# Requirement
The records below must be transcribed exactly. Do not include the pictures.

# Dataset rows
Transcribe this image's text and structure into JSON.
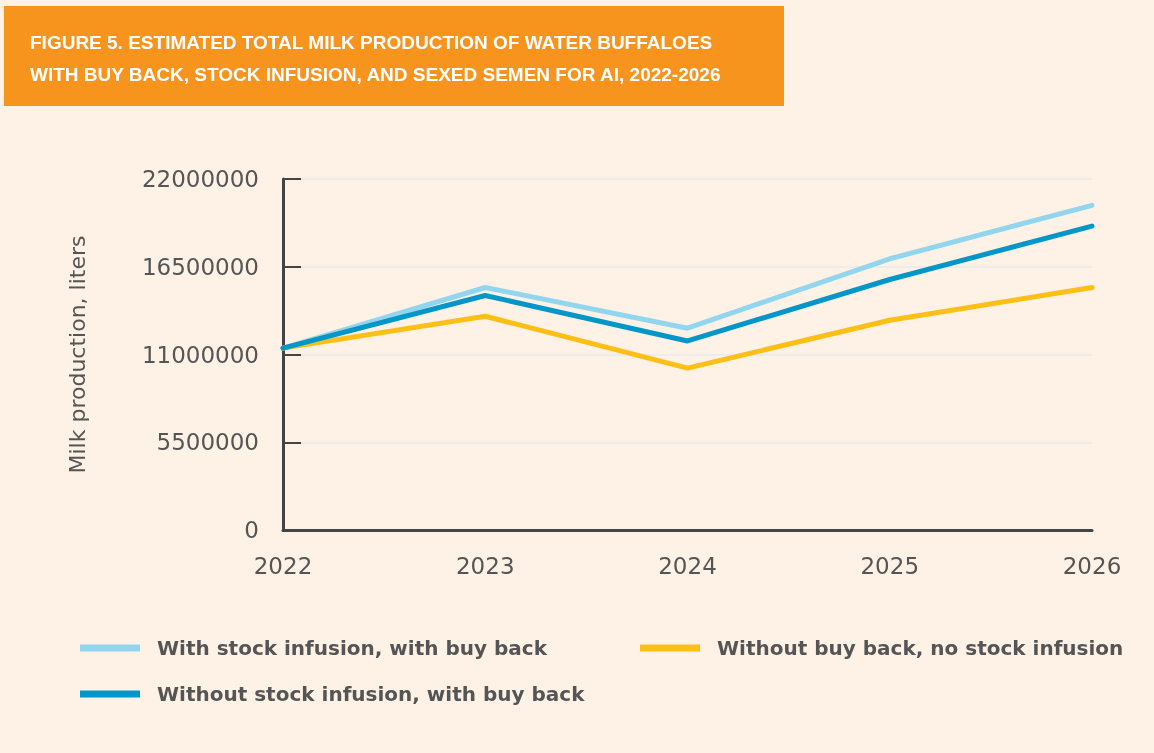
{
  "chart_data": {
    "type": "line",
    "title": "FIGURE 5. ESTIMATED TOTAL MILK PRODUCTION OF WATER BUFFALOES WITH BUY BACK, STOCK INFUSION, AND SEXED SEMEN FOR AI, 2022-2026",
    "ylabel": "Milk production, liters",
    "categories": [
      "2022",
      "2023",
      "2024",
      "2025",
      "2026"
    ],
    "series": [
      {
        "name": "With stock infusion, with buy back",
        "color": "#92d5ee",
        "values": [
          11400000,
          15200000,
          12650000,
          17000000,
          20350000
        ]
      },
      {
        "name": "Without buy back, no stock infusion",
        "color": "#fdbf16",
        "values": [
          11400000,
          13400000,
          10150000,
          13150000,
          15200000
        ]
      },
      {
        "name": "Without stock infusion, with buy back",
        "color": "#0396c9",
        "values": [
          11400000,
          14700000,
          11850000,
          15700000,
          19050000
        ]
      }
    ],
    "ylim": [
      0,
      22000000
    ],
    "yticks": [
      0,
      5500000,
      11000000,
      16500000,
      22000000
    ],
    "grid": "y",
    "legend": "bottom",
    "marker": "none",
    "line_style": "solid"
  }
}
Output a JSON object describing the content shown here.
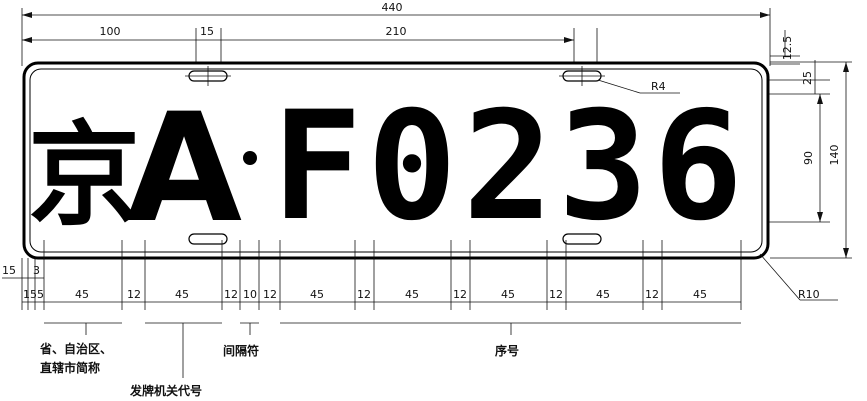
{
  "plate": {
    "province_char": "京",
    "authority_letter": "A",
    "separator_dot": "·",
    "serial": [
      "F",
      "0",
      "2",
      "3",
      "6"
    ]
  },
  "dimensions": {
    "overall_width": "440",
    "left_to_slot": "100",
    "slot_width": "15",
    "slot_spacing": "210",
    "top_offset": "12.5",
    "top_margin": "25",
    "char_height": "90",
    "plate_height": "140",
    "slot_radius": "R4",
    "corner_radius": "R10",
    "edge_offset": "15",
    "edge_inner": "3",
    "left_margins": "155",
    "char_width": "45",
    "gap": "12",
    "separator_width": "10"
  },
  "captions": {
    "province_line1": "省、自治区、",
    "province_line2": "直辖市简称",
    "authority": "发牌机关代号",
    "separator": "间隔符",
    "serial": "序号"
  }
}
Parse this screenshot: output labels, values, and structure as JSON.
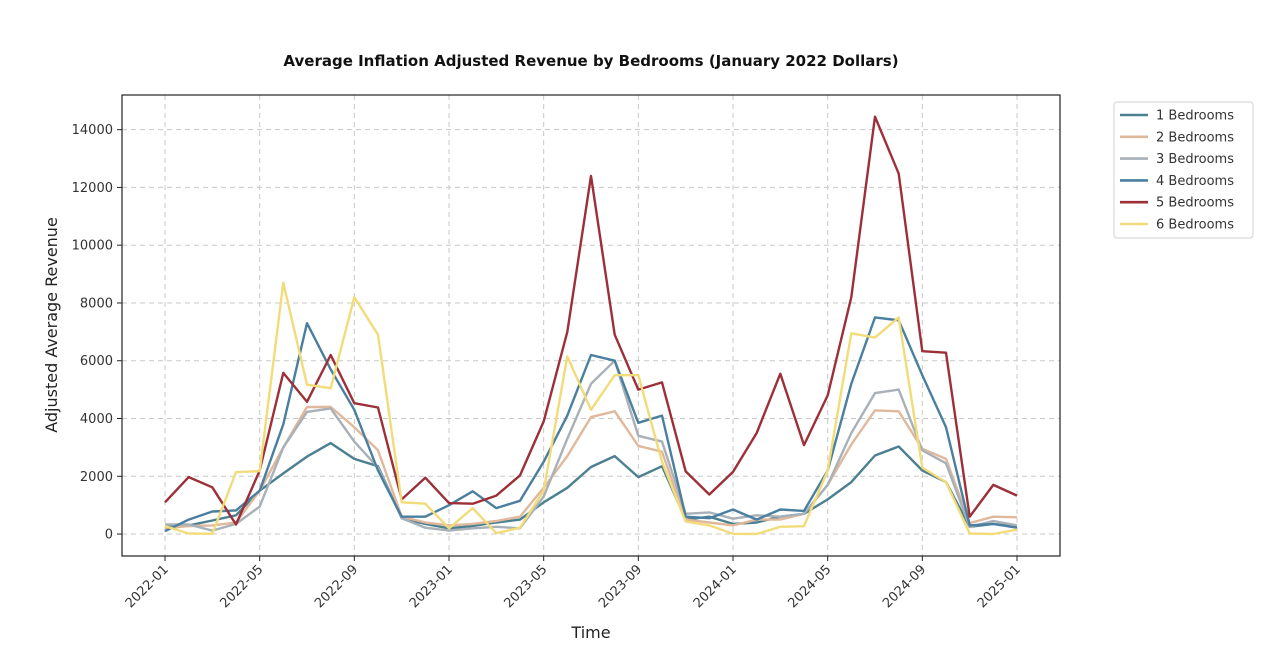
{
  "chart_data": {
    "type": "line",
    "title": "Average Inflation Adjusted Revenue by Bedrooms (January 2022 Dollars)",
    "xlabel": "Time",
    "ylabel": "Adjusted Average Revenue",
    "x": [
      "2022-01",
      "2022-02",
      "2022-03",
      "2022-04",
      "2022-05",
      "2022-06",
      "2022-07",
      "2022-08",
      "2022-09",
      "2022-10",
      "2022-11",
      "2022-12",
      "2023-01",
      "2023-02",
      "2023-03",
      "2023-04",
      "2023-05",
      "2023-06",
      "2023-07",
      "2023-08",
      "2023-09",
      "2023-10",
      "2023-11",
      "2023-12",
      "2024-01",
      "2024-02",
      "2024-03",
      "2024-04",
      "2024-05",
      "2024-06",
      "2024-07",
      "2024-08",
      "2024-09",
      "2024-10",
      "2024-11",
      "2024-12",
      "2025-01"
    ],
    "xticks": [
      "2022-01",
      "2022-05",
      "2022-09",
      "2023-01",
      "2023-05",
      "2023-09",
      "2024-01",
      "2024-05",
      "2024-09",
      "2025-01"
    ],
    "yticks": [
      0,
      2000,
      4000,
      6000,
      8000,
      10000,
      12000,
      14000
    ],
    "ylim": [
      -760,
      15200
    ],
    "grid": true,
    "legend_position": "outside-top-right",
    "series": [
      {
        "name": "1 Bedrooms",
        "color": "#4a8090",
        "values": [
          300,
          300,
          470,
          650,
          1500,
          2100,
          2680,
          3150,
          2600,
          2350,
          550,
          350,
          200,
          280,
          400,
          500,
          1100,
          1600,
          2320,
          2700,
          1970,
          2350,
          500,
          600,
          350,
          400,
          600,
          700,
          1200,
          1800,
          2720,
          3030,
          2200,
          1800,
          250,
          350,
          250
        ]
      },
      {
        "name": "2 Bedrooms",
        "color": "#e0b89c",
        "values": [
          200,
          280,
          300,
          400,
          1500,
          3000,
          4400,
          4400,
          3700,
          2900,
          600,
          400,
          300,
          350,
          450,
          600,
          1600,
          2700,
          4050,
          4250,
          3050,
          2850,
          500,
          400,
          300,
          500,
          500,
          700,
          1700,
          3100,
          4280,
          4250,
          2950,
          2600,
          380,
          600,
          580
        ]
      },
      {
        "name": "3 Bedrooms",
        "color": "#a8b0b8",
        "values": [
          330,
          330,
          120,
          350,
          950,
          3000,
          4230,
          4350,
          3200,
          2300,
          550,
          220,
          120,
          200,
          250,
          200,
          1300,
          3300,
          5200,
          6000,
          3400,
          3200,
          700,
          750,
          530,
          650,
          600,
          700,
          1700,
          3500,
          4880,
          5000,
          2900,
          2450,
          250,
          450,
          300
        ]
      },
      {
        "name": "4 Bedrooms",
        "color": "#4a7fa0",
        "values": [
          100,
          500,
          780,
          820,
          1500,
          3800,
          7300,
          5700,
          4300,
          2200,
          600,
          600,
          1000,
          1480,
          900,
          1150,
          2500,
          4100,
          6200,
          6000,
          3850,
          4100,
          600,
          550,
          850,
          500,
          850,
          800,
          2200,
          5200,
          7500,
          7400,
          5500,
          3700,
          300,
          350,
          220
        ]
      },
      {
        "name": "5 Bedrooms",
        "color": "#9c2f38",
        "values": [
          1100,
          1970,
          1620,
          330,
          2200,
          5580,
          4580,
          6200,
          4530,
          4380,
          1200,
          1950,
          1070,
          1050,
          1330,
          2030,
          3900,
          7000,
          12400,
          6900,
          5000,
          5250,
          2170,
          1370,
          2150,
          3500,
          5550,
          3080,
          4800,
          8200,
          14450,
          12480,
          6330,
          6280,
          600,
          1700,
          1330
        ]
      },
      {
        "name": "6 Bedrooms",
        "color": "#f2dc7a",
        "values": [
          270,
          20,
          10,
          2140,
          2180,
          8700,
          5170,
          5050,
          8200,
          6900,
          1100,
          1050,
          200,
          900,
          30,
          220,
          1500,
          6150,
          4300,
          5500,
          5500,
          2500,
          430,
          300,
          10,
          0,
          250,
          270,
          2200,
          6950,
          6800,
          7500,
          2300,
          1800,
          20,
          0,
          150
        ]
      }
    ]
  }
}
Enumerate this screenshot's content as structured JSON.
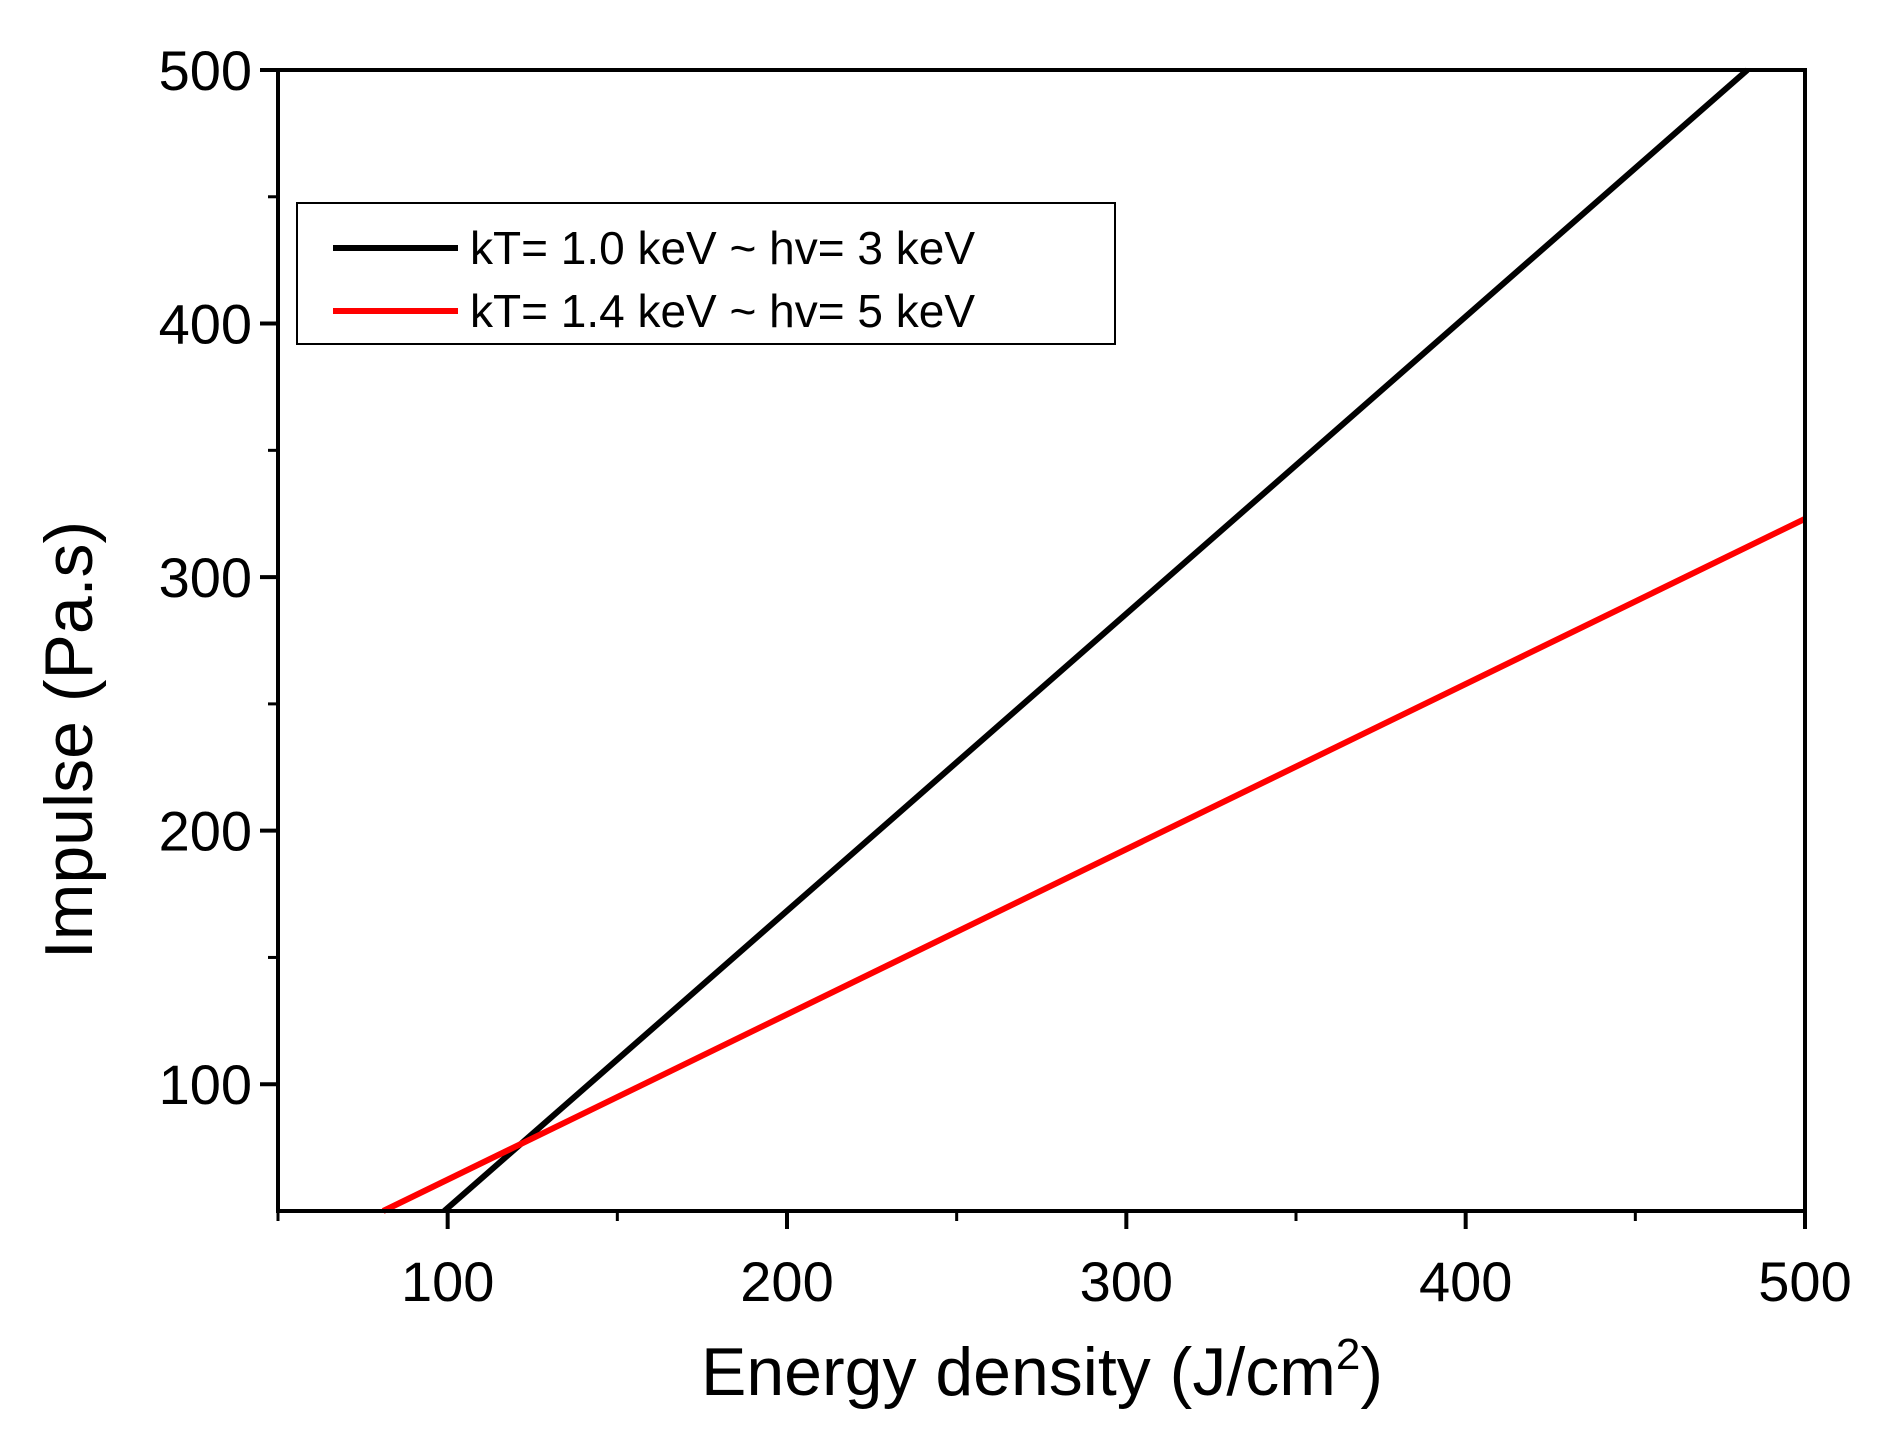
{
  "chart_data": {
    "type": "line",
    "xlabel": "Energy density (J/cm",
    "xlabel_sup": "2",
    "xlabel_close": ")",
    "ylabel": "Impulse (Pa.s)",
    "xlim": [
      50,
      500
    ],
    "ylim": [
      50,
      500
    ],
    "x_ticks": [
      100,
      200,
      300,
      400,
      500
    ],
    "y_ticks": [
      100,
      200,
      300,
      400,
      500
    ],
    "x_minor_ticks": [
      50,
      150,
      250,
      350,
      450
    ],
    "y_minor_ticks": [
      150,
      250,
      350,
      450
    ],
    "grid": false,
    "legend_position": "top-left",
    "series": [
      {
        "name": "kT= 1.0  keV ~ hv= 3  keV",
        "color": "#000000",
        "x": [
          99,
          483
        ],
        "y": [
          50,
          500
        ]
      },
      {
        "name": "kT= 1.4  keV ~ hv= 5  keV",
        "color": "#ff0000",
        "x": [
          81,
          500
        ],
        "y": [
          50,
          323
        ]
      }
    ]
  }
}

# Task solution
Transcribe this image's text and structure into JSON.
{
  "chart_data": {
    "type": "line",
    "title": "FIGURE 5. ESTIMATED TOTAL MILK PRODUCTION OF WATER BUFFALOES WITH BUY BACK, STOCK INFUSION, AND SEXED SEMEN FOR AI, 2022-2026",
    "ylabel": "Milk production, liters",
    "categories": [
      "2022",
      "2023",
      "2024",
      "2025",
      "2026"
    ],
    "series": [
      {
        "name": "With stock infusion, with buy back",
        "color": "#92d5ee",
        "values": [
          11400000,
          15200000,
          12650000,
          17000000,
          20350000
        ]
      },
      {
        "name": "Without buy back, no stock infusion",
        "color": "#fdbf16",
        "values": [
          11400000,
          13400000,
          10150000,
          13150000,
          15200000
        ]
      },
      {
        "name": "Without stock infusion, with buy back",
        "color": "#0396c9",
        "values": [
          11400000,
          14700000,
          11850000,
          15700000,
          19050000
        ]
      }
    ],
    "ylim": [
      0,
      22000000
    ],
    "yticks": [
      0,
      5500000,
      11000000,
      16500000,
      22000000
    ],
    "grid": "y",
    "legend": "bottom",
    "marker": "none",
    "line_style": "solid"
  }
}
Output a JSON object describing the content shown here.
{
  "plate": {
    "province_char": "京",
    "authority_letter": "A",
    "separator_dot": "·",
    "serial": [
      "F",
      "0",
      "2",
      "3",
      "6"
    ]
  },
  "dimensions": {
    "overall_width": "440",
    "left_to_slot": "100",
    "slot_width": "15",
    "slot_spacing": "210",
    "top_offset": "12.5",
    "top_margin": "25",
    "char_height": "90",
    "plate_height": "140",
    "slot_radius": "R4",
    "corner_radius": "R10",
    "edge_offset": "15",
    "edge_inner": "3",
    "left_margins": "155",
    "char_width": "45",
    "gap": "12",
    "separator_width": "10"
  },
  "captions": {
    "province_line1": "省、自治区、",
    "province_line2": "直辖市简称",
    "authority": "发牌机关代号",
    "separator": "间隔符",
    "serial": "序号"
  }
}
Parse this screenshot: output labels, values, and structure as JSON.
{
  "chart_data": {
    "type": "line",
    "title": "Average Inflation Adjusted Revenue by Bedrooms (January 2022 Dollars)",
    "xlabel": "Time",
    "ylabel": "Adjusted Average Revenue",
    "x": [
      "2022-01",
      "2022-02",
      "2022-03",
      "2022-04",
      "2022-05",
      "2022-06",
      "2022-07",
      "2022-08",
      "2022-09",
      "2022-10",
      "2022-11",
      "2022-12",
      "2023-01",
      "2023-02",
      "2023-03",
      "2023-04",
      "2023-05",
      "2023-06",
      "2023-07",
      "2023-08",
      "2023-09",
      "2023-10",
      "2023-11",
      "2023-12",
      "2024-01",
      "2024-02",
      "2024-03",
      "2024-04",
      "2024-05",
      "2024-06",
      "2024-07",
      "2024-08",
      "2024-09",
      "2024-10",
      "2024-11",
      "2024-12",
      "2025-01"
    ],
    "xticks": [
      "2022-01",
      "2022-05",
      "2022-09",
      "2023-01",
      "2023-05",
      "2023-09",
      "2024-01",
      "2024-05",
      "2024-09",
      "2025-01"
    ],
    "yticks": [
      0,
      2000,
      4000,
      6000,
      8000,
      10000,
      12000,
      14000
    ],
    "ylim": [
      -760,
      15200
    ],
    "grid": true,
    "legend_position": "outside-top-right",
    "series": [
      {
        "name": "1 Bedrooms",
        "color": "#4a8090",
        "values": [
          300,
          300,
          470,
          650,
          1500,
          2100,
          2680,
          3150,
          2600,
          2350,
          550,
          350,
          200,
          280,
          400,
          500,
          1100,
          1600,
          2320,
          2700,
          1970,
          2350,
          500,
          600,
          350,
          400,
          600,
          700,
          1200,
          1800,
          2720,
          3030,
          2200,
          1800,
          250,
          350,
          250
        ]
      },
      {
        "name": "2 Bedrooms",
        "color": "#e0b89c",
        "values": [
          200,
          280,
          300,
          400,
          1500,
          3000,
          4400,
          4400,
          3700,
          2900,
          600,
          400,
          300,
          350,
          450,
          600,
          1600,
          2700,
          4050,
          4250,
          3050,
          2850,
          500,
          400,
          300,
          500,
          500,
          700,
          1700,
          3100,
          4280,
          4250,
          2950,
          2600,
          380,
          600,
          580
        ]
      },
      {
        "name": "3 Bedrooms",
        "color": "#a8b0b8",
        "values": [
          330,
          330,
          120,
          350,
          950,
          3000,
          4230,
          4350,
          3200,
          2300,
          550,
          220,
          120,
          200,
          250,
          200,
          1300,
          3300,
          5200,
          6000,
          3400,
          3200,
          700,
          750,
          530,
          650,
          600,
          700,
          1700,
          3500,
          4880,
          5000,
          2900,
          2450,
          250,
          450,
          300
        ]
      },
      {
        "name": "4 Bedrooms",
        "color": "#4a7fa0",
        "values": [
          100,
          500,
          780,
          820,
          1500,
          3800,
          7300,
          5700,
          4300,
          2200,
          600,
          600,
          1000,
          1480,
          900,
          1150,
          2500,
          4100,
          6200,
          6000,
          3850,
          4100,
          600,
          550,
          850,
          500,
          850,
          800,
          2200,
          5200,
          7500,
          7400,
          5500,
          3700,
          300,
          350,
          220
        ]
      },
      {
        "name": "5 Bedrooms",
        "color": "#9c2f38",
        "values": [
          1100,
          1970,
          1620,
          330,
          2200,
          5580,
          4580,
          6200,
          4530,
          4380,
          1200,
          1950,
          1070,
          1050,
          1330,
          2030,
          3900,
          7000,
          12400,
          6900,
          5000,
          5250,
          2170,
          1370,
          2150,
          3500,
          5550,
          3080,
          4800,
          8200,
          14450,
          12480,
          6330,
          6280,
          600,
          1700,
          1330
        ]
      },
      {
        "name": "6 Bedrooms",
        "color": "#f2dc7a",
        "values": [
          270,
          20,
          10,
          2140,
          2180,
          8700,
          5170,
          5050,
          8200,
          6900,
          1100,
          1050,
          200,
          900,
          30,
          220,
          1500,
          6150,
          4300,
          5500,
          5500,
          2500,
          430,
          300,
          10,
          0,
          250,
          270,
          2200,
          6950,
          6800,
          7500,
          2300,
          1800,
          20,
          0,
          150
        ]
      }
    ]
  }
}
Enumerate this screenshot's content as structured JSON.
{
  "chart_data": {
    "type": "line",
    "xlabel": "Energy density (J/cm",
    "xlabel_sup": "2",
    "xlabel_close": ")",
    "ylabel": "Impulse (Pa.s)",
    "xlim": [
      50,
      500
    ],
    "ylim": [
      50,
      500
    ],
    "x_ticks": [
      100,
      200,
      300,
      400,
      500
    ],
    "y_ticks": [
      100,
      200,
      300,
      400,
      500
    ],
    "x_minor_ticks": [
      50,
      150,
      250,
      350,
      450
    ],
    "y_minor_ticks": [
      150,
      250,
      350,
      450
    ],
    "grid": false,
    "legend_position": "top-left",
    "series": [
      {
        "name": "kT= 1.0  keV ~ hv= 3  keV",
        "color": "#000000",
        "x": [
          99,
          483
        ],
        "y": [
          50,
          500
        ]
      },
      {
        "name": "kT= 1.4  keV ~ hv= 5  keV",
        "color": "#ff0000",
        "x": [
          81,
          500
        ],
        "y": [
          50,
          323
        ]
      }
    ]
  }
}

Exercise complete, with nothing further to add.